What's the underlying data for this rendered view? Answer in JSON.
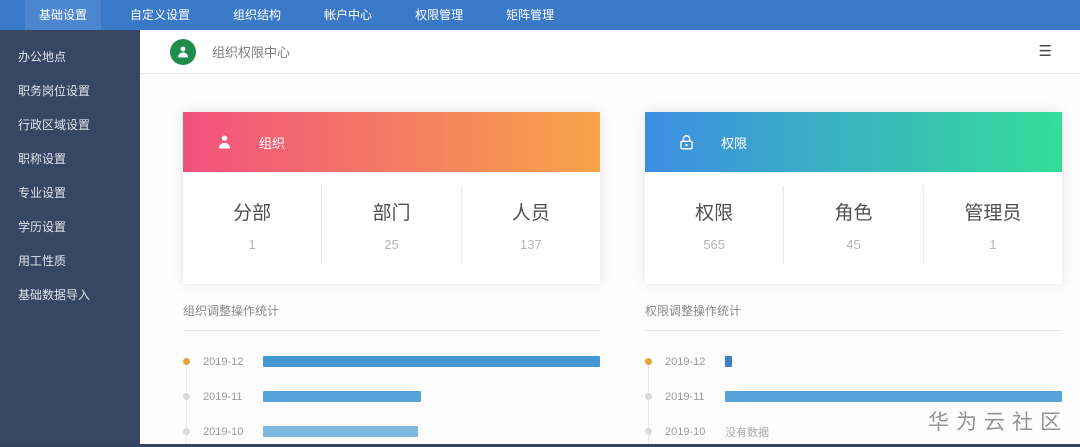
{
  "navbar": {
    "tabs": [
      {
        "label": "基础设置",
        "active": true
      },
      {
        "label": "自定义设置",
        "active": false
      },
      {
        "label": "组织结构",
        "active": false
      },
      {
        "label": "帐户中心",
        "active": false
      },
      {
        "label": "权限管理",
        "active": false
      },
      {
        "label": "矩阵管理",
        "active": false
      }
    ]
  },
  "sidebar": {
    "items": [
      {
        "label": "办公地点"
      },
      {
        "label": "职务岗位设置"
      },
      {
        "label": "行政区域设置"
      },
      {
        "label": "职称设置"
      },
      {
        "label": "专业设置"
      },
      {
        "label": "学历设置"
      },
      {
        "label": "用工性质"
      },
      {
        "label": "基础数据导入"
      }
    ]
  },
  "header": {
    "title": "组织权限中心",
    "icon": "org-person-icon",
    "menu_icon": "list-icon"
  },
  "cards": [
    {
      "title": "组织",
      "icon": "person-icon",
      "gradient_start": "#f1517e",
      "gradient_end": "#f7a44a",
      "stats": [
        {
          "label": "分部",
          "value": "1"
        },
        {
          "label": "部门",
          "value": "25"
        },
        {
          "label": "人员",
          "value": "137"
        }
      ]
    },
    {
      "title": "权限",
      "icon": "lock-icon",
      "gradient_start": "#3e8de2",
      "gradient_end": "#35dd99",
      "stats": [
        {
          "label": "权限",
          "value": "565"
        },
        {
          "label": "角色",
          "value": "45"
        },
        {
          "label": "管理员",
          "value": "1"
        }
      ]
    }
  ],
  "chart_data": [
    {
      "type": "bar",
      "orientation": "horizontal",
      "title": "组织调整操作统计",
      "categories": [
        "2019-12",
        "2019-11",
        "2019-10"
      ],
      "values_pct_of_max": [
        100,
        47,
        46
      ],
      "bar_colors": [
        "#4696d2",
        "#55a3d8",
        "#7cb8df"
      ],
      "axis_labels_visible": false,
      "grid": false,
      "legend": "none"
    },
    {
      "type": "bar",
      "orientation": "horizontal",
      "title": "权限调整操作统计",
      "categories": [
        "2019-12",
        "2019-11",
        "2019-10"
      ],
      "values_pct_of_max": [
        2,
        100,
        null
      ],
      "bar_colors": [
        "#3c80c5",
        "#55a3d8",
        null
      ],
      "no_data_label": "没有数据",
      "axis_labels_visible": false,
      "grid": false,
      "legend": "none"
    }
  ],
  "watermark": "华为云社区",
  "colors": {
    "navbar": "#3a78c8",
    "navbar_active_tab": "#4d86d0",
    "sidebar": "#374763",
    "header_icon_bg": "#1f8e4d",
    "timeline_dot_active": "#e8a33d",
    "timeline_dot_inactive": "#d9d9d9"
  }
}
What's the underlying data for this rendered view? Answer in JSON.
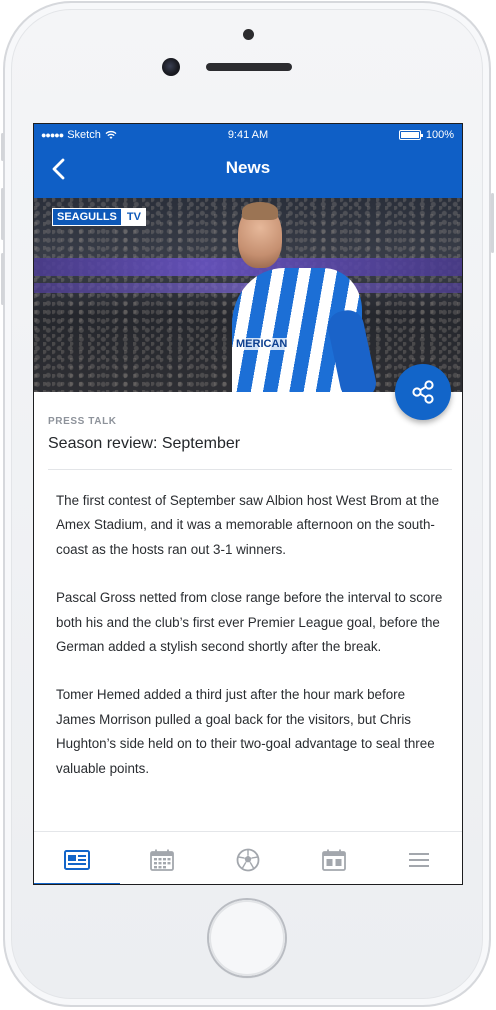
{
  "status_bar": {
    "carrier": "Sketch",
    "time": "9:41 AM",
    "battery": "100%"
  },
  "nav": {
    "title": "News",
    "back_icon": "chevron-left-icon"
  },
  "hero": {
    "tag_left": "SEAGULLS",
    "tag_right": "TV",
    "sponsor_text": "MERICAN"
  },
  "share": {
    "icon": "share-icon"
  },
  "article": {
    "kicker": "PRESS TALK",
    "title": "Season review: September",
    "paragraphs": [
      "The first contest of September saw Albion host West Brom at the Amex Stadium, and it was a memorable afternoon on the south-coast as the hosts ran out 3-1 winners.",
      "Pascal Gross netted from close range before the interval to score both his and the club’s first ever Premier League goal, before the German added a stylish second shortly after the break.",
      "Tomer Hemed added a third just after the hour mark before James Morrison pulled a goal back for the visitors, but Chris Hughton’s side held on to their two-goal advantage to seal three valuable points."
    ]
  },
  "tabs": [
    {
      "icon": "news-icon",
      "active": true
    },
    {
      "icon": "calendar-icon",
      "active": false
    },
    {
      "icon": "football-icon",
      "active": false
    },
    {
      "icon": "fixtures-icon",
      "active": false
    },
    {
      "icon": "menu-icon",
      "active": false
    }
  ],
  "colors": {
    "brand_blue": "#0f5fc6",
    "accent_blue": "#1265c9",
    "muted_gray": "#8e939b",
    "tab_inactive": "#a3a7ad"
  }
}
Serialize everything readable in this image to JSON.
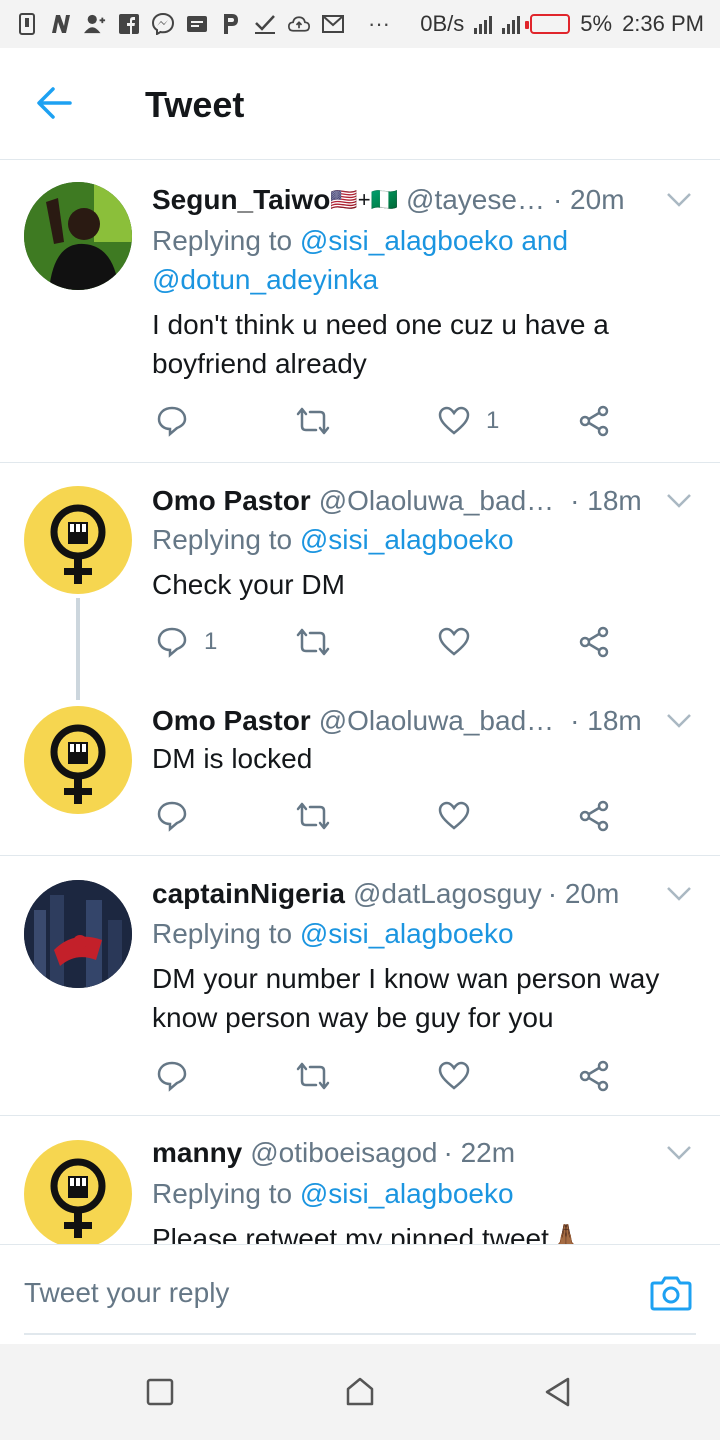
{
  "status_bar": {
    "left_icons": [
      "sim-icon",
      "notification-n-icon",
      "contacts-icon",
      "facebook-icon",
      "messenger-icon",
      "message-icon",
      "p-icon",
      "check-icon",
      "cloud-upload-icon",
      "mail-icon"
    ],
    "more": "···",
    "net_speed": "0B/s",
    "battery": "5%",
    "time": "2:36 PM",
    "battery_color": "#e0252b"
  },
  "header": {
    "title": "Tweet",
    "back_icon": "back-arrow-icon",
    "accent": "#1da1f2"
  },
  "tweets": [
    {
      "name": "Segun_Taiwo",
      "flags": "🇺🇸+🇳🇬",
      "handle": "@tayese…",
      "time": "· 20m",
      "replying_prefix": "Replying to ",
      "replying_mentions": "@sisi_alagboeko",
      "replying_joiner": " and",
      "replying_second": "@dotun_adeyinka",
      "body": "I don't think u need one cuz u have a boyfriend already",
      "reply_count": "",
      "like_count": "1"
    },
    {
      "name": "Omo Pastor",
      "handle": "@Olaoluwa_bad…",
      "time": "· 18m",
      "replying_prefix": "Replying to ",
      "replying_mentions": "@sisi_alagboeko",
      "body": "Check your DM",
      "reply_count": "1",
      "like_count": ""
    },
    {
      "name": "Omo Pastor",
      "handle": "@Olaoluwa_bad…",
      "time": "· 18m",
      "body": "DM is locked",
      "reply_count": "",
      "like_count": ""
    },
    {
      "name": "captainNigeria",
      "handle": "@datLagosguy",
      "time": "· 20m",
      "replying_prefix": "Replying to ",
      "replying_mentions": "@sisi_alagboeko",
      "body": "DM your number I know wan person way know person way be guy for you",
      "reply_count": "",
      "like_count": ""
    },
    {
      "name": "manny",
      "handle": "@otiboeisagod",
      "time": "· 22m",
      "replying_prefix": "Replying to ",
      "replying_mentions": "@sisi_alagboeko",
      "body": "Please retweet my pinned tweet🙏🏾"
    }
  ],
  "composer": {
    "placeholder": "Tweet your reply",
    "camera_icon": "camera-icon"
  },
  "nav": {
    "icons": [
      "recent-apps-icon",
      "home-icon",
      "back-icon"
    ]
  },
  "colors": {
    "mention": "#1b95e0",
    "muted": "#657786",
    "avatar_yellow": "#f6d650",
    "divider": "#e1e8ed"
  }
}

● ● ● ●

> **TASK INSTRUCTIONS**
Exclude the images, then output the data above word for word.

> **ANSWER BELOW**
What's the underlying data for this rendered view? Answer in JSON.
{
  "navbar": {
    "tabs": [
      {
        "label": "基础设置",
        "active": true
      },
      {
        "label": "自定义设置",
        "active": false
      },
      {
        "label": "组织结构",
        "active": false
      },
      {
        "label": "帐户中心",
        "active": false
      },
      {
        "label": "权限管理",
        "active": false
      },
      {
        "label": "矩阵管理",
        "active": false
      }
    ]
  },
  "sidebar": {
    "items": [
      {
        "label": "办公地点"
      },
      {
        "label": "职务岗位设置"
      },
      {
        "label": "行政区域设置"
      },
      {
        "label": "职称设置"
      },
      {
        "label": "专业设置"
      },
      {
        "label": "学历设置"
      },
      {
        "label": "用工性质"
      },
      {
        "label": "基础数据导入"
      }
    ]
  },
  "header": {
    "title": "组织权限中心",
    "icon": "org-person-icon",
    "menu_icon": "list-icon"
  },
  "cards": [
    {
      "title": "组织",
      "icon": "person-icon",
      "gradient_start": "#f1517e",
      "gradient_end": "#f7a44a",
      "stats": [
        {
          "label": "分部",
          "value": "1"
        },
        {
          "label": "部门",
          "value": "25"
        },
        {
          "label": "人员",
          "value": "137"
        }
      ]
    },
    {
      "title": "权限",
      "icon": "lock-icon",
      "gradient_start": "#3e8de2",
      "gradient_end": "#35dd99",
      "stats": [
        {
          "label": "权限",
          "value": "565"
        },
        {
          "label": "角色",
          "value": "45"
        },
        {
          "label": "管理员",
          "value": "1"
        }
      ]
    }
  ],
  "chart_data": [
    {
      "type": "bar",
      "orientation": "horizontal",
      "title": "组织调整操作统计",
      "categories": [
        "2019-12",
        "2019-11",
        "2019-10"
      ],
      "values_pct_of_max": [
        100,
        47,
        46
      ],
      "bar_colors": [
        "#4696d2",
        "#55a3d8",
        "#7cb8df"
      ],
      "axis_labels_visible": false,
      "grid": false,
      "legend": "none"
    },
    {
      "type": "bar",
      "orientation": "horizontal",
      "title": "权限调整操作统计",
      "categories": [
        "2019-12",
        "2019-11",
        "2019-10"
      ],
      "values_pct_of_max": [
        2,
        100,
        null
      ],
      "bar_colors": [
        "#3c80c5",
        "#55a3d8",
        null
      ],
      "no_data_label": "没有数据",
      "axis_labels_visible": false,
      "grid": false,
      "legend": "none"
    }
  ],
  "watermark": "华为云社区",
  "colors": {
    "navbar": "#3a78c8",
    "navbar_active_tab": "#4d86d0",
    "sidebar": "#374763",
    "header_icon_bg": "#1f8e4d",
    "timeline_dot_active": "#e8a33d",
    "timeline_dot_inactive": "#d9d9d9"
  }
}
What's the underlying data for this rendered view? Answer in JSON.
{
  "status_bar": {
    "carrier": "Sketch",
    "time": "9:41 AM",
    "battery": "100%"
  },
  "nav": {
    "title": "News",
    "back_icon": "chevron-left-icon"
  },
  "hero": {
    "tag_left": "SEAGULLS",
    "tag_right": "TV",
    "sponsor_text": "MERICAN"
  },
  "share": {
    "icon": "share-icon"
  },
  "article": {
    "kicker": "PRESS TALK",
    "title": "Season review: September",
    "paragraphs": [
      "The first contest of September saw Albion host West Brom at the Amex Stadium, and it was a memorable afternoon on the south-coast as the hosts ran out 3-1 winners.",
      "Pascal Gross netted from close range before the interval to score both his and the club’s first ever Premier League goal, before the German added a stylish second shortly after the break.",
      "Tomer Hemed added a third just after the hour mark before James Morrison pulled a goal back for the visitors, but Chris Hughton’s side held on to their two-goal advantage to seal three valuable points."
    ]
  },
  "tabs": [
    {
      "icon": "news-icon",
      "active": true
    },
    {
      "icon": "calendar-icon",
      "active": false
    },
    {
      "icon": "football-icon",
      "active": false
    },
    {
      "icon": "fixtures-icon",
      "active": false
    },
    {
      "icon": "menu-icon",
      "active": false
    }
  ],
  "colors": {
    "brand_blue": "#0f5fc6",
    "accent_blue": "#1265c9",
    "muted_gray": "#8e939b",
    "tab_inactive": "#a3a7ad"
  }
}
Serialize everything readable in this image to JSON.
{
  "status_bar": {
    "left_icons": [
      "sim-icon",
      "notification-n-icon",
      "contacts-icon",
      "facebook-icon",
      "messenger-icon",
      "message-icon",
      "p-icon",
      "check-icon",
      "cloud-upload-icon",
      "mail-icon"
    ],
    "more": "···",
    "net_speed": "0B/s",
    "battery": "5%",
    "time": "2:36 PM",
    "battery_color": "#e0252b"
  },
  "header": {
    "title": "Tweet",
    "back_icon": "back-arrow-icon",
    "accent": "#1da1f2"
  },
  "tweets": [
    {
      "name": "Segun_Taiwo",
      "flags": "🇺🇸+🇳🇬",
      "handle": "@tayese…",
      "time": "· 20m",
      "replying_prefix": "Replying to ",
      "replying_mentions": "@sisi_alagboeko",
      "replying_joiner": " and",
      "replying_second": "@dotun_adeyinka",
      "body": "I don't think u need one cuz u have a boyfriend already",
      "reply_count": "",
      "like_count": "1"
    },
    {
      "name": "Omo Pastor",
      "handle": "@Olaoluwa_bad…",
      "time": "· 18m",
      "replying_prefix": "Replying to ",
      "replying_mentions": "@sisi_alagboeko",
      "body": "Check your DM",
      "reply_count": "1",
      "like_count": ""
    },
    {
      "name": "Omo Pastor",
      "handle": "@Olaoluwa_bad…",
      "time": "· 18m",
      "body": "DM is locked",
      "reply_count": "",
      "like_count": ""
    },
    {
      "name": "captainNigeria",
      "handle": "@datLagosguy",
      "time": "· 20m",
      "replying_prefix": "Replying to ",
      "replying_mentions": "@sisi_alagboeko",
      "body": "DM your number I know wan person way know person way be guy for you",
      "reply_count": "",
      "like_count": ""
    },
    {
      "name": "manny",
      "handle": "@otiboeisagod",
      "time": "· 22m",
      "replying_prefix": "Replying to ",
      "replying_mentions": "@sisi_alagboeko",
      "body": "Please retweet my pinned tweet🙏🏾"
    }
  ],
  "composer": {
    "placeholder": "Tweet your reply",
    "camera_icon": "camera-icon"
  },
  "nav": {
    "icons": [
      "recent-apps-icon",
      "home-icon",
      "back-icon"
    ]
  },
  "colors": {
    "mention": "#1b95e0",
    "muted": "#657786",
    "avatar_yellow": "#f6d650",
    "divider": "#e1e8ed"
  }
}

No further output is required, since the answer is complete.